▶ Aim of the exercise: Look through the records below, and copy out every line that holds the string "দফতর".

+-------+

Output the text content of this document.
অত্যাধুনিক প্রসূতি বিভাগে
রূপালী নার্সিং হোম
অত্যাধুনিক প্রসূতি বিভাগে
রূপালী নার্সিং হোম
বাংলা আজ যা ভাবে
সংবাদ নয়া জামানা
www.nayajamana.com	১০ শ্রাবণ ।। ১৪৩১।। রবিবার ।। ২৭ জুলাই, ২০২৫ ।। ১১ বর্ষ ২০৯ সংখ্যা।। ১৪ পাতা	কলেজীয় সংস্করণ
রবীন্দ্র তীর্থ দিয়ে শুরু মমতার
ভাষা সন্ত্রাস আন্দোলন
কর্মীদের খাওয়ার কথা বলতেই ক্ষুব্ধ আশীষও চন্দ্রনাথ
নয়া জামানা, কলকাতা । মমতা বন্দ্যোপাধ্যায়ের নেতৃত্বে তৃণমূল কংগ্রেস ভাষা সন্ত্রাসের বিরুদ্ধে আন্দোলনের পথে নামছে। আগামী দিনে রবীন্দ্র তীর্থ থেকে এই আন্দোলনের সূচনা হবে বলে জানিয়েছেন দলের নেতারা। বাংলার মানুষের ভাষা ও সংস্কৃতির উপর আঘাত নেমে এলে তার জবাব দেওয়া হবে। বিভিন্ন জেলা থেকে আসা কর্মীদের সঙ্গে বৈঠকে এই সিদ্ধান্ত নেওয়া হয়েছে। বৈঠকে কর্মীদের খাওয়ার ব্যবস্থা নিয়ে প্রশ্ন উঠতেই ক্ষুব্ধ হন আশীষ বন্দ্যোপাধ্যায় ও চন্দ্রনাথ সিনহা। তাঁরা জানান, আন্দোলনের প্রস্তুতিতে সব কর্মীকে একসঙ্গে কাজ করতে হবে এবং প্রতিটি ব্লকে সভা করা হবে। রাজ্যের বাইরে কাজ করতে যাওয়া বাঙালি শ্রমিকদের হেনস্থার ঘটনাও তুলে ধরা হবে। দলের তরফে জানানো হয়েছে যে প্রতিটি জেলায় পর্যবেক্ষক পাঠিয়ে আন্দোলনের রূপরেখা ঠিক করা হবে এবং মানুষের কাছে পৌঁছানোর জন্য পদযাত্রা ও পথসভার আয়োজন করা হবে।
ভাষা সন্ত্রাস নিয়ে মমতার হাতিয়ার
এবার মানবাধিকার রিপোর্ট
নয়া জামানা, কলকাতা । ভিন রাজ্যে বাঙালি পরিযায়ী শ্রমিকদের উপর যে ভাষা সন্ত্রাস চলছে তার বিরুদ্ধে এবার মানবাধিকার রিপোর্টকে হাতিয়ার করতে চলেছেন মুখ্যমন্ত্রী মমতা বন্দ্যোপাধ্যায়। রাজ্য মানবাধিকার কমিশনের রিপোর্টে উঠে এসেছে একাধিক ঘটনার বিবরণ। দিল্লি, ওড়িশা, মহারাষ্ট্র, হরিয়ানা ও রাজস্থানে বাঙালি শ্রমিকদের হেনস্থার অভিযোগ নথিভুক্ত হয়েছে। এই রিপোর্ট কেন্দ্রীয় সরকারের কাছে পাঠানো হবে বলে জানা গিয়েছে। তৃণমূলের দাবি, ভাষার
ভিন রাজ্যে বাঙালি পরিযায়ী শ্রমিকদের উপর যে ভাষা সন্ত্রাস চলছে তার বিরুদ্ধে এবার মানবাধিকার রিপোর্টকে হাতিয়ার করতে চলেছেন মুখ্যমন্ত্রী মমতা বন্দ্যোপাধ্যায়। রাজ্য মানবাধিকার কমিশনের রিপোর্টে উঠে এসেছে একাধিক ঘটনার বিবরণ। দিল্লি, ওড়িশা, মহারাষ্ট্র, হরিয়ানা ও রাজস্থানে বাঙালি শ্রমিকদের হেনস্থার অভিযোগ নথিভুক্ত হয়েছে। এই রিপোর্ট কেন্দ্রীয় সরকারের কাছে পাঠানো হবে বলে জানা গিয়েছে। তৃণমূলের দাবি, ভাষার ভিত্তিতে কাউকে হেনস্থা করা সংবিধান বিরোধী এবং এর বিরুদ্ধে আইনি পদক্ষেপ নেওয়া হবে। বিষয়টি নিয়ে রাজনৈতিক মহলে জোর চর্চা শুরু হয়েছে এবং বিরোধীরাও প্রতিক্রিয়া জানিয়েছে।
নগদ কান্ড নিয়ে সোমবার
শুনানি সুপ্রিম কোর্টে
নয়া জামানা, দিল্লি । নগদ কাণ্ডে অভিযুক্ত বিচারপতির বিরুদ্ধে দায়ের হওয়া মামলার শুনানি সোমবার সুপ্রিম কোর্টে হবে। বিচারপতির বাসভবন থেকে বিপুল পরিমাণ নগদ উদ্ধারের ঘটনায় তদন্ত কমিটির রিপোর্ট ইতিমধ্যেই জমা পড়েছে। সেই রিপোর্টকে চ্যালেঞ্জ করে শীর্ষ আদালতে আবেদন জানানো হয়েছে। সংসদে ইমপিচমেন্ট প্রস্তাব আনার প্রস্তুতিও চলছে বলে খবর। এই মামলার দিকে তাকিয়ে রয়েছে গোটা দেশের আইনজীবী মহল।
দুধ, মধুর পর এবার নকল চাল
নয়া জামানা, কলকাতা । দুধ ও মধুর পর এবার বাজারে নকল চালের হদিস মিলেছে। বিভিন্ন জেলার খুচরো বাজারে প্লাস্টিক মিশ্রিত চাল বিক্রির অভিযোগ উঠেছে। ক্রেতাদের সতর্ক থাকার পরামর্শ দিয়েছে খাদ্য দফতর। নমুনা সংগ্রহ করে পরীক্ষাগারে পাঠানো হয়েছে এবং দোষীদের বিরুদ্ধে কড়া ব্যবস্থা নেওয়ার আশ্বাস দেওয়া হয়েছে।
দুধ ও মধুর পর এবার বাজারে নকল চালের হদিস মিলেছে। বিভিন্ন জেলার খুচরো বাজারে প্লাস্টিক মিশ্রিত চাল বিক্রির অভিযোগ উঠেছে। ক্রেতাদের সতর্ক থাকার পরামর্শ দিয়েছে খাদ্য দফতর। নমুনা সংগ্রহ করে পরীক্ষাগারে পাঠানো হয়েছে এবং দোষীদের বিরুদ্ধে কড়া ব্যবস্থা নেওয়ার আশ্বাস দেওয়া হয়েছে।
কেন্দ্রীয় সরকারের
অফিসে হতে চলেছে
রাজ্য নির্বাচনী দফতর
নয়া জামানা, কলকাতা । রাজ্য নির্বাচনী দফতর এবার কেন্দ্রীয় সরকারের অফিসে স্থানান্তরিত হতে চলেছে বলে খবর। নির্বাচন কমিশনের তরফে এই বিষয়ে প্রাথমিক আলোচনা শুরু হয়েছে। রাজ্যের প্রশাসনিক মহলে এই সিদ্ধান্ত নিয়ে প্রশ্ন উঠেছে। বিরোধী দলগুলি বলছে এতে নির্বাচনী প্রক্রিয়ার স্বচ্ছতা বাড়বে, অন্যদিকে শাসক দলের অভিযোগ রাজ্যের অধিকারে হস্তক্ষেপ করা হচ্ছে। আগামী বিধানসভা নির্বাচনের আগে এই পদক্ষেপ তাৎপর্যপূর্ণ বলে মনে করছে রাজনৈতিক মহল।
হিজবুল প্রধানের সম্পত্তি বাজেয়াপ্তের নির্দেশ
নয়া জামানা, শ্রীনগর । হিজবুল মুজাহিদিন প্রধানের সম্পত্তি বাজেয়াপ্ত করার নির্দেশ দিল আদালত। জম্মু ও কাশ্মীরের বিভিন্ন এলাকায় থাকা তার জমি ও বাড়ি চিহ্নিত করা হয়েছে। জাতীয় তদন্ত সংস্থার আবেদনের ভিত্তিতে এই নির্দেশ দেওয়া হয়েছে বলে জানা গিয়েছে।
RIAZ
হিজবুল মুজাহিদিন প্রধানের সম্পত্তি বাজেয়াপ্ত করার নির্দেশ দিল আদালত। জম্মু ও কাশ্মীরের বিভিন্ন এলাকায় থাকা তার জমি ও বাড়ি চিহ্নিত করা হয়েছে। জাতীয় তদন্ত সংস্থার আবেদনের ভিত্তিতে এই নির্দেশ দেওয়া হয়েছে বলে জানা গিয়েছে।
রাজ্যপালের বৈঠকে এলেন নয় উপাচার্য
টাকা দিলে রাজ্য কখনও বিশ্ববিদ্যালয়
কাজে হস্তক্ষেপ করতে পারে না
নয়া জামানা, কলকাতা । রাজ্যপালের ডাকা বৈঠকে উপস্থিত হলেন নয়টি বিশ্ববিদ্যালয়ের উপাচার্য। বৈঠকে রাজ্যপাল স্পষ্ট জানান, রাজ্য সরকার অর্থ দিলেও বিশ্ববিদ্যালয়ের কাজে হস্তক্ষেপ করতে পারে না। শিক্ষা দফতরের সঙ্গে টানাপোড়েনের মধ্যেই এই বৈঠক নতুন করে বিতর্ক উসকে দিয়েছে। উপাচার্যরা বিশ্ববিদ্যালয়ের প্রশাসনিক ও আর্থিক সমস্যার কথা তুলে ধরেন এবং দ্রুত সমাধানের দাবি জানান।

+-------+

▶ Exercise output:
নয়া জামানা, কলকাতা । দুধ ও মধুর পর এবার বাজারে নকল চালের হদিস মিলেছে। বিভিন্ন জেলার খুচরো বাজারে প্লাস্টিক মিশ্রিত চাল বিক্রির অভিযোগ উঠেছে। ক্রেতাদের সতর্ক থাকার পরামর্শ দিয়েছে খাদ্য দফতর। নমুনা সংগ্রহ করে পরীক্ষাগারে পাঠানো হয়েছে এবং দোষীদের বিরুদ্ধে কড়া ব্যবস্থা নেওয়ার আশ্বাস দেওয়া হয়েছে।
দুধ ও মধুর পর এবার বাজারে নকল চালের হদিস মিলেছে। বিভিন্ন জেলার খুচরো বাজারে প্লাস্টিক মিশ্রিত চাল বিক্রির অভিযোগ উঠেছে। ক্রেতাদের সতর্ক থাকার পরামর্শ দিয়েছে খাদ্য দফতর। নমুনা সংগ্রহ করে পরীক্ষাগারে পাঠানো হয়েছে এবং দোষীদের বিরুদ্ধে কড়া ব্যবস্থা নেওয়ার আশ্বাস দেওয়া হয়েছে।
রাজ্য নির্বাচনী দফতর
নয়া জামানা, কলকাতা । রাজ্য নির্বাচনী দফতর এবার কেন্দ্রীয় সরকারের অফিসে স্থানান্তরিত হতে চলেছে বলে খবর। নির্বাচন কমিশনের তরফে এই বিষয়ে প্রাথমিক আলোচনা শুরু হয়েছে। রাজ্যের প্রশাসনিক মহলে এই সিদ্ধান্ত নিয়ে প্রশ্ন উঠেছে। বিরোধী দলগুলি বলছে এতে নির্বাচনী প্রক্রিয়ার স্বচ্ছতা বাড়বে, অন্যদিকে শাসক দলের অভিযোগ রাজ্যের অধিকারে হস্তক্ষেপ করা হচ্ছে। আগামী বিধানসভা নির্বাচনের আগে এই পদক্ষেপ তাৎপর্যপূর্ণ বলে মনে করছে রাজনৈতিক মহল।
নয়া জামানা, কলকাতা । রাজ্যপালের ডাকা বৈঠকে উপস্থিত হলেন নয়টি বিশ্ববিদ্যালয়ের উপাচার্য। বৈঠকে রাজ্যপাল স্পষ্ট জানান, রাজ্য সরকার অর্থ দিলেও বিশ্ববিদ্যালয়ের কাজে হস্তক্ষেপ করতে পারে না। শিক্ষা দফতরের সঙ্গে টানাপোড়েনের মধ্যেই এই বৈঠক নতুন করে বিতর্ক উসকে দিয়েছে। উপাচার্যরা বিশ্ববিদ্যালয়ের প্রশাসনিক ও আর্থিক সমস্যার কথা তুলে ধরেন এবং দ্রুত সমাধানের দাবি জানান।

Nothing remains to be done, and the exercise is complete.